**EXERCISE REQUIREMENTS:** Extract the full listing below without altering a single character.

**MATERIAL PROVIDED:**
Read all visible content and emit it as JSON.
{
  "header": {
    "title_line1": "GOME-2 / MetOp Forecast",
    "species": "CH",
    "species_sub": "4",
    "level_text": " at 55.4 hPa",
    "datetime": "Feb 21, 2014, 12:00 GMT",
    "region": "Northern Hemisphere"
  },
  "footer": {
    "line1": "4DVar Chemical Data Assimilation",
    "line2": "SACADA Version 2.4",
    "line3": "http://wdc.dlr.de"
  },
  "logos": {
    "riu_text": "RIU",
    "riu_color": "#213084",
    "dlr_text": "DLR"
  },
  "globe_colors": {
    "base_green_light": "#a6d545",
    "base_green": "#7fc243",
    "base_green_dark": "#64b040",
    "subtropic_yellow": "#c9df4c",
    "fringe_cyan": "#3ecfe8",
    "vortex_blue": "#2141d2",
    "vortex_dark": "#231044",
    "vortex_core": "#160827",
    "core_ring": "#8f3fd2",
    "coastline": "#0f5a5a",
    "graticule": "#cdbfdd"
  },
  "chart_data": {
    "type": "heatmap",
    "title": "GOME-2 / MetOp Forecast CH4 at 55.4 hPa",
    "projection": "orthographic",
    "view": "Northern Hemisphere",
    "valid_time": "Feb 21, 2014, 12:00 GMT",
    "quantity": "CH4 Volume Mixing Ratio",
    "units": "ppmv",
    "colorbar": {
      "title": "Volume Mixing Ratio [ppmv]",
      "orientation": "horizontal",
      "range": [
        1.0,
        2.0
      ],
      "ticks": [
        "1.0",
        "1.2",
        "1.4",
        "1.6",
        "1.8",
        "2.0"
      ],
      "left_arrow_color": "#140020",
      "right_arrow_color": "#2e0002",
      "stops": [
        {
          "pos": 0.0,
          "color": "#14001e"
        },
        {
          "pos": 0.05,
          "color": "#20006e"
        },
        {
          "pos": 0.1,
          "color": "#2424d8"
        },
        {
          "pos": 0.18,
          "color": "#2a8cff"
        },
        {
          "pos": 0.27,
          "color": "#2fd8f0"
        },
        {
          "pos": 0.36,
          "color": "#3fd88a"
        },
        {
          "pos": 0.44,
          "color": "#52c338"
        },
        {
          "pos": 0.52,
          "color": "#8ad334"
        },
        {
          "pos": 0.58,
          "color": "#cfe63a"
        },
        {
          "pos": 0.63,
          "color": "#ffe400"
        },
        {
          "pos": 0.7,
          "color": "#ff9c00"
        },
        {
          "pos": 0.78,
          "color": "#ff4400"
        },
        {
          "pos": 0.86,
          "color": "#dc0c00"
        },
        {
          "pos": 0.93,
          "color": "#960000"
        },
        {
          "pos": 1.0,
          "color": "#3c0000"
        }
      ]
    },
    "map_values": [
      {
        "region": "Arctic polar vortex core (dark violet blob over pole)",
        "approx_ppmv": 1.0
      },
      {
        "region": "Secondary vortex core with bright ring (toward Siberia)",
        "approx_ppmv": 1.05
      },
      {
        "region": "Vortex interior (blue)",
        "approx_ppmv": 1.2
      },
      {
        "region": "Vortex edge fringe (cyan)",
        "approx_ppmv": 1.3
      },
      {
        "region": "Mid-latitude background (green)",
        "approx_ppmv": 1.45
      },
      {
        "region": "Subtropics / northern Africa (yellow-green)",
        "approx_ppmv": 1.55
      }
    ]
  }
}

**ANSWER:**
Read all visible content and emit it as JSON.
{
  "header": {
    "title_line1": "GOME-2 / MetOp Forecast",
    "species": "CH",
    "species_sub": "4",
    "level_text": " at 55.4 hPa",
    "datetime": "Feb 21, 2014, 12:00 GMT",
    "region": "Northern Hemisphere"
  },
  "footer": {
    "line1": "4DVar Chemical Data Assimilation",
    "line2": "SACADA Version 2.4",
    "line3": "http://wdc.dlr.de"
  },
  "logos": {
    "riu_text": "RIU",
    "riu_color": "#213084",
    "dlr_text": "DLR"
  },
  "globe_colors": {
    "base_green_light": "#a6d545",
    "base_green": "#7fc243",
    "base_green_dark": "#64b040",
    "subtropic_yellow": "#c9df4c",
    "fringe_cyan": "#3ecfe8",
    "vortex_blue": "#2141d2",
    "vortex_dark": "#231044",
    "vortex_core": "#160827",
    "core_ring": "#8f3fd2",
    "coastline": "#0f5a5a",
    "graticule": "#cdbfdd"
  },
  "chart_data": {
    "type": "heatmap",
    "title": "GOME-2 / MetOp Forecast CH4 at 55.4 hPa",
    "projection": "orthographic",
    "view": "Northern Hemisphere",
    "valid_time": "Feb 21, 2014, 12:00 GMT",
    "quantity": "CH4 Volume Mixing Ratio",
    "units": "ppmv",
    "colorbar": {
      "title": "Volume Mixing Ratio [ppmv]",
      "orientation": "horizontal",
      "range": [
        1.0,
        2.0
      ],
      "ticks": [
        "1.0",
        "1.2",
        "1.4",
        "1.6",
        "1.8",
        "2.0"
      ],
      "left_arrow_color": "#140020",
      "right_arrow_color": "#2e0002",
      "stops": [
        {
          "pos": 0.0,
          "color": "#14001e"
        },
        {
          "pos": 0.05,
          "color": "#20006e"
        },
        {
          "pos": 0.1,
          "color": "#2424d8"
        },
        {
          "pos": 0.18,
          "color": "#2a8cff"
        },
        {
          "pos": 0.27,
          "color": "#2fd8f0"
        },
        {
          "pos": 0.36,
          "color": "#3fd88a"
        },
        {
          "pos": 0.44,
          "color": "#52c338"
        },
        {
          "pos": 0.52,
          "color": "#8ad334"
        },
        {
          "pos": 0.58,
          "color": "#cfe63a"
        },
        {
          "pos": 0.63,
          "color": "#ffe400"
        },
        {
          "pos": 0.7,
          "color": "#ff9c00"
        },
        {
          "pos": 0.78,
          "color": "#ff4400"
        },
        {
          "pos": 0.86,
          "color": "#dc0c00"
        },
        {
          "pos": 0.93,
          "color": "#960000"
        },
        {
          "pos": 1.0,
          "color": "#3c0000"
        }
      ]
    },
    "map_values": [
      {
        "region": "Arctic polar vortex core (dark violet blob over pole)",
        "approx_ppmv": 1.0
      },
      {
        "region": "Secondary vortex core with bright ring (toward Siberia)",
        "approx_ppmv": 1.05
      },
      {
        "region": "Vortex interior (blue)",
        "approx_ppmv": 1.2
      },
      {
        "region": "Vortex edge fringe (cyan)",
        "approx_ppmv": 1.3
      },
      {
        "region": "Mid-latitude background (green)",
        "approx_ppmv": 1.45
      },
      {
        "region": "Subtropics / northern Africa (yellow-green)",
        "approx_ppmv": 1.55
      }
    ]
  }
}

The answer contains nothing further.